Written problem -> Reproduce the closing part of the entries exactly: the line with "Give me a plain-text" and all lines after it, ending with the last line, and nothing else.
____
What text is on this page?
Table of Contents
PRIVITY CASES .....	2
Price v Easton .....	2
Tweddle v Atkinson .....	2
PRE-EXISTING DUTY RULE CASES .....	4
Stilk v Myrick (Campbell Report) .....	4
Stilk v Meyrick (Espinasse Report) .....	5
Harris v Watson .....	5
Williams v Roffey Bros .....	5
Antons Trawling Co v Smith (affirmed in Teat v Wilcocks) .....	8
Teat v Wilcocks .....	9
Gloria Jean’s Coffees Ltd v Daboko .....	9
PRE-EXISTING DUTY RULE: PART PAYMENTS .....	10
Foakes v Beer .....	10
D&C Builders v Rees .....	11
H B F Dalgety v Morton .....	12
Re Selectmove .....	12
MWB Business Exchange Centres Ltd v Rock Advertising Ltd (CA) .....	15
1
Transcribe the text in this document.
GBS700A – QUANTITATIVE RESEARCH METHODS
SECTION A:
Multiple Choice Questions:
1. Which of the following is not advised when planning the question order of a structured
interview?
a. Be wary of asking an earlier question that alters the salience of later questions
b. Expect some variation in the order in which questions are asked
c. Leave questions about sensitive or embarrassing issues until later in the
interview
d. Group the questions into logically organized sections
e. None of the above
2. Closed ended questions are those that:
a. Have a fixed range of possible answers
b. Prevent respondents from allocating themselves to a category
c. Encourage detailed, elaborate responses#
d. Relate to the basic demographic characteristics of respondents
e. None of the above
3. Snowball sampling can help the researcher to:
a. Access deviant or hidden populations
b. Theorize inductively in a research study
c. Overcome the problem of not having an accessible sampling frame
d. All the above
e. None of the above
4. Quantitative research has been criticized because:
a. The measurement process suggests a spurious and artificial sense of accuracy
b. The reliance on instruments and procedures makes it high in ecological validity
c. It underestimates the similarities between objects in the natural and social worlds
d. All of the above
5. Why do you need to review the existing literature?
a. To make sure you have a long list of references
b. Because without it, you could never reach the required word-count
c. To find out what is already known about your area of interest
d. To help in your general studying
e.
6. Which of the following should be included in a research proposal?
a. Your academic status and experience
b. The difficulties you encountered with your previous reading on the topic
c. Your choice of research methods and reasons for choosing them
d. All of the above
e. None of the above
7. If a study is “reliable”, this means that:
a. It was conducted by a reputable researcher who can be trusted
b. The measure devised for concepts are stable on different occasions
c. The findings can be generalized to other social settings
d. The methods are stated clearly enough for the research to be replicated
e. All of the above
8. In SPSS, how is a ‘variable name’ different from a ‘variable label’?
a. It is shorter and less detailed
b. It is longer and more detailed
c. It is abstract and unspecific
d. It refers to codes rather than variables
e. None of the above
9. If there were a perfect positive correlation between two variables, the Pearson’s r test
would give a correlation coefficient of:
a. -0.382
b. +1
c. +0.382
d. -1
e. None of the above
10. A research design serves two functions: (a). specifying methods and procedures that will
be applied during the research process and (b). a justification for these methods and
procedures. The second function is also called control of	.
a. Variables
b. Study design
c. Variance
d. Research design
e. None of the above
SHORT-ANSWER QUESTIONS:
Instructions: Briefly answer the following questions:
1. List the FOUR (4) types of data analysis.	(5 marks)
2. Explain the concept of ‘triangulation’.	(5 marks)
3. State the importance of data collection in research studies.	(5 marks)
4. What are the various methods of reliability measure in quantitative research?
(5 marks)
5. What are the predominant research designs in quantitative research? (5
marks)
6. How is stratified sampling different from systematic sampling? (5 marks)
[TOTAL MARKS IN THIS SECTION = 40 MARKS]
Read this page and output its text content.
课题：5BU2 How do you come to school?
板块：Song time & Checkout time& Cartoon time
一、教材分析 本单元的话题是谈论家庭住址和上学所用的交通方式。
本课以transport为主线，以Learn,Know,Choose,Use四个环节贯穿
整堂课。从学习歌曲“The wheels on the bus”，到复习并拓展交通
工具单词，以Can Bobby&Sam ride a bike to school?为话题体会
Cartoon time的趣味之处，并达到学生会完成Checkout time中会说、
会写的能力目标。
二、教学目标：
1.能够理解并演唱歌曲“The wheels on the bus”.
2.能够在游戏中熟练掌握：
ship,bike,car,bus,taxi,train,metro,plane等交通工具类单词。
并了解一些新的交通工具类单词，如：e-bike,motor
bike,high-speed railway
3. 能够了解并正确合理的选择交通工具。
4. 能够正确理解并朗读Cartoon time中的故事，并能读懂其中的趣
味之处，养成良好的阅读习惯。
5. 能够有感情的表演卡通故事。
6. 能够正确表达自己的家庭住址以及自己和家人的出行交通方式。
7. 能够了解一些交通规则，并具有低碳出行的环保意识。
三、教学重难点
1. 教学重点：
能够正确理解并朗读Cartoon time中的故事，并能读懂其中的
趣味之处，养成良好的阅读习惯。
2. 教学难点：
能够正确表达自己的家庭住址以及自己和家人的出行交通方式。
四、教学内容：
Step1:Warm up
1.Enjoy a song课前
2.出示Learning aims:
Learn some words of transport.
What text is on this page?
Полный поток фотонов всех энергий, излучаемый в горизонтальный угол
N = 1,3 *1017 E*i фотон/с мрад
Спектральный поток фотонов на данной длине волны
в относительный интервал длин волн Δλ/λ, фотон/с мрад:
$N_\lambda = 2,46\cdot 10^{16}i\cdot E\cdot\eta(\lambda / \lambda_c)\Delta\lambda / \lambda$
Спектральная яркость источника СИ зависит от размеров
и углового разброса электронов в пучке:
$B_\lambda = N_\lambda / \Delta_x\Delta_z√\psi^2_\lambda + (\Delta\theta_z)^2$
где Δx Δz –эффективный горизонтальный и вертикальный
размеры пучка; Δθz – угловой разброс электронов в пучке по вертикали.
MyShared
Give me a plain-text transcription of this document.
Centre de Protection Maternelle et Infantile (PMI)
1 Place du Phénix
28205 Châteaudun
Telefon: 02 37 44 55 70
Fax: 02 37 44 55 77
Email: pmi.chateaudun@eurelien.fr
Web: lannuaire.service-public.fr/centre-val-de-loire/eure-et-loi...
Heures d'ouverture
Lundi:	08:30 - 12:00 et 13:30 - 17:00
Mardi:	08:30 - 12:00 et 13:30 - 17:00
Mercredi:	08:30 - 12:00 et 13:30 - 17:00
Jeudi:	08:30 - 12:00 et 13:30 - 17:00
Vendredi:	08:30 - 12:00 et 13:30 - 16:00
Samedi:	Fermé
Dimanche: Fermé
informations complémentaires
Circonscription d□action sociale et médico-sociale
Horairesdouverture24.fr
____
Answer to this exercise ->
Give me a plain-text transcription of this document.
Centre de Protection Maternelle et Infantile (PMI)
1 Place du Phénix
28205 Châteaudun
Telefon: 02 37 44 55 70
Fax: 02 37 44 55 77
Email: pmi.chateaudun@eurelien.fr
Web: lannuaire.service-public.fr/centre-val-de-loire/eure-et-loi...
Heures d'ouverture
Lundi:	08:30 - 12:00 et 13:30 - 17:00
Mardi:	08:30 - 12:00 et 13:30 - 17:00
Mercredi:	08:30 - 12:00 et 13:30 - 17:00
Jeudi:	08:30 - 12:00 et 13:30 - 17:00
Vendredi:	08:30 - 12:00 et 13:30 - 16:00
Samedi:	Fermé
Dimanche: Fermé
informations complémentaires
Circonscription d□action sociale et médico-sociale
Horairesdouverture24.fr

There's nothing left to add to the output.